▶ **本文抜粋**
陸上進出

大いなる敵が現れ、水辺に樹木が生い茂る中、枝葉が水辺に落ち泳ぐことすらままならない時、アカンソステガは地を掃う様に歩き出した。争いを避け、巨大な敵から逃げ、浅瀬や水際に進出した時、陸上生活に適応し始めた。海水域から淡水域へ、そして地上へと、平和を愛した先祖殿は数百万年間水辺で進化を重ね、ついに陸上へと推移した。3億6千万年前の出来事である。 

それ故に、人類は温泉を愛するのではないかと勝手に思っている。海水という母なる領域の成分を遺伝子が求め、それと出会うことでリラックスする。特に数百万年も植物性有機物の「水たまり」に居たもんだから、植物性有機物のフミン酸などが含まれている温泉は、短時間で温まり、実にゆったりできる。 

これを「モール泉」と呼ぶのだそうで、元来はドイツ語の亜炭のことらしい。植物由来の温泉の一般的呼称となっているんだそうだ。大陸性の大地である日本海側に多く見られるが、小生的には石川県内のモール泉が肌に合う・・ことが最近分かった。通常の温泉などは毎日行ったら飽きるのだが、これはなかなかにして心地良い。妙な珈琲色に最初は戸惑ったが、入ってみるとこれが実に宜しい。

データ一覧
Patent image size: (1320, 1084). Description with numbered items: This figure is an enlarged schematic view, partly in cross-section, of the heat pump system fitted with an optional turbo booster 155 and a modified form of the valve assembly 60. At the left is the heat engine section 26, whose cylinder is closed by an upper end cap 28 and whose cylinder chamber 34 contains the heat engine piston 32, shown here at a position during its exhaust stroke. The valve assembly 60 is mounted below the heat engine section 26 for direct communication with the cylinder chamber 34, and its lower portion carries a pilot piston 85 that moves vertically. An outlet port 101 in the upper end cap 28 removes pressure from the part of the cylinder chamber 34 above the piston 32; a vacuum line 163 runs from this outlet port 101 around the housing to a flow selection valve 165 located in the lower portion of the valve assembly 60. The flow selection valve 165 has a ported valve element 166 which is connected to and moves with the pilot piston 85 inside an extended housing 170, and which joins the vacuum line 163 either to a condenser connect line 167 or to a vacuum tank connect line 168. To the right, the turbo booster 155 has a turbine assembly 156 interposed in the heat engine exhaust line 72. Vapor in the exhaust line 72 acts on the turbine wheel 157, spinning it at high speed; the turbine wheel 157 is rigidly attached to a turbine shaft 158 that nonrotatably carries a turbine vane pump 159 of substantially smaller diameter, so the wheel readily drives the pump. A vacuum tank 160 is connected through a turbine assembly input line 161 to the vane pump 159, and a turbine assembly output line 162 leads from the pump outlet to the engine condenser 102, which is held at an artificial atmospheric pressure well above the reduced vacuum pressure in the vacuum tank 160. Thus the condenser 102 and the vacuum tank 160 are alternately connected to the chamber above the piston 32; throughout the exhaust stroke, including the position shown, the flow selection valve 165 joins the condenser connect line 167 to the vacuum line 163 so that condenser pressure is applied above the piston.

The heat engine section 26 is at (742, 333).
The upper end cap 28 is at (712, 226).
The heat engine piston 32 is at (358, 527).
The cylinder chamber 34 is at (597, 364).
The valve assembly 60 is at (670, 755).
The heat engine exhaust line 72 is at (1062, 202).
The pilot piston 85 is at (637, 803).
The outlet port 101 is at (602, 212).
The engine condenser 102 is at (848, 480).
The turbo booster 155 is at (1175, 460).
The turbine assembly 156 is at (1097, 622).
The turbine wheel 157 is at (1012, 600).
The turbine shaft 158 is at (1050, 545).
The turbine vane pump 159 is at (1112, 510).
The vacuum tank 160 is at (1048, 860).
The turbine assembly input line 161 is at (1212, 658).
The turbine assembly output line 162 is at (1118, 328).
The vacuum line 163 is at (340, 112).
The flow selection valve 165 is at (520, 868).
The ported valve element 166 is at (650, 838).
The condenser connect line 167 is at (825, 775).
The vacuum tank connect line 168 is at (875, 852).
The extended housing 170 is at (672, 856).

* * *

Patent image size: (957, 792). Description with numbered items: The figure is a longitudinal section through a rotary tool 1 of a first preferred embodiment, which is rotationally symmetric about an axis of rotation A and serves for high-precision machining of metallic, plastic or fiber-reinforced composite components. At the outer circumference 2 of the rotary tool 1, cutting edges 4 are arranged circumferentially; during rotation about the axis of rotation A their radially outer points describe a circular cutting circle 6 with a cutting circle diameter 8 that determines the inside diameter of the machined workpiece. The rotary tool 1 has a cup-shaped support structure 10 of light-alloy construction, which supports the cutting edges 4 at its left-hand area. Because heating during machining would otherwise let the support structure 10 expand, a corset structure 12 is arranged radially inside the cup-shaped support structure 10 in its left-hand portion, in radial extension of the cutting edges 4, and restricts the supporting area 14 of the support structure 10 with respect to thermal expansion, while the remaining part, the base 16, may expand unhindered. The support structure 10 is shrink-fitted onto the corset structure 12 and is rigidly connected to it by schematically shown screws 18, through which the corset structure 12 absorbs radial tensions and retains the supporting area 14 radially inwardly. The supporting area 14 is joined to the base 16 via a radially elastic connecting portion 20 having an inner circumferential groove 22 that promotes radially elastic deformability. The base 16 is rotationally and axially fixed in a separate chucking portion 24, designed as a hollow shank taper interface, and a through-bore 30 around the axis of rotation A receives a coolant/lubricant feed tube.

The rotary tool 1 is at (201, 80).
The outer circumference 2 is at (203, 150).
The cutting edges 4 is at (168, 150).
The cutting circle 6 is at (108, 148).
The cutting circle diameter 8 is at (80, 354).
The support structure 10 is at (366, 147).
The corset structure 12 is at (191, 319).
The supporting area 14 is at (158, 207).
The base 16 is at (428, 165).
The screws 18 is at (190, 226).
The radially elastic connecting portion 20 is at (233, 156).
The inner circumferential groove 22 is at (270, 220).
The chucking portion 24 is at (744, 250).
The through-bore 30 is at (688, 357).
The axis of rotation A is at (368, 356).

▶ **作業内容**
#1 本文抜粋について、次の問いに答えてください。
(a) アカンソステガの陸上への推移は、何年前の出来事とされていますか。
(b) 「モール泉」という語は、元来どの言語の何を指すとされていますか。
(c) モール泉が多く見られるのはどこだと述べられていますか。
#2 本文抜粋のうち、「これを「モール泉」と呼ぶのだ」を含む語句で始まり「ってみるとこれが実に宜しい。」で終わる部分を、一字一句違えずに書き写してください。
データ一覧は本文とは別の資料です。

▶ **回答一覧**
#1
(a) 3億6千万年前
(b) ドイツ語の亜炭
(c) 大陸性の大地である日本海側

#2
これを「モール泉」と呼ぶのだそうで、元来はドイツ語の亜炭のことらしい。植物由来の温泉の一般的呼称となっているんだそうだ。大陸性の大地である日本海側に多く見られるが、小生的には石川県内のモール泉が肌に合う・・ことが最近分かった。通常の温泉などは毎日行ったら飽きるのだが、これはなかなかにして心地良い。妙な珈琲色に最初は戸惑ったが、入ってみるとこれが実に宜しい。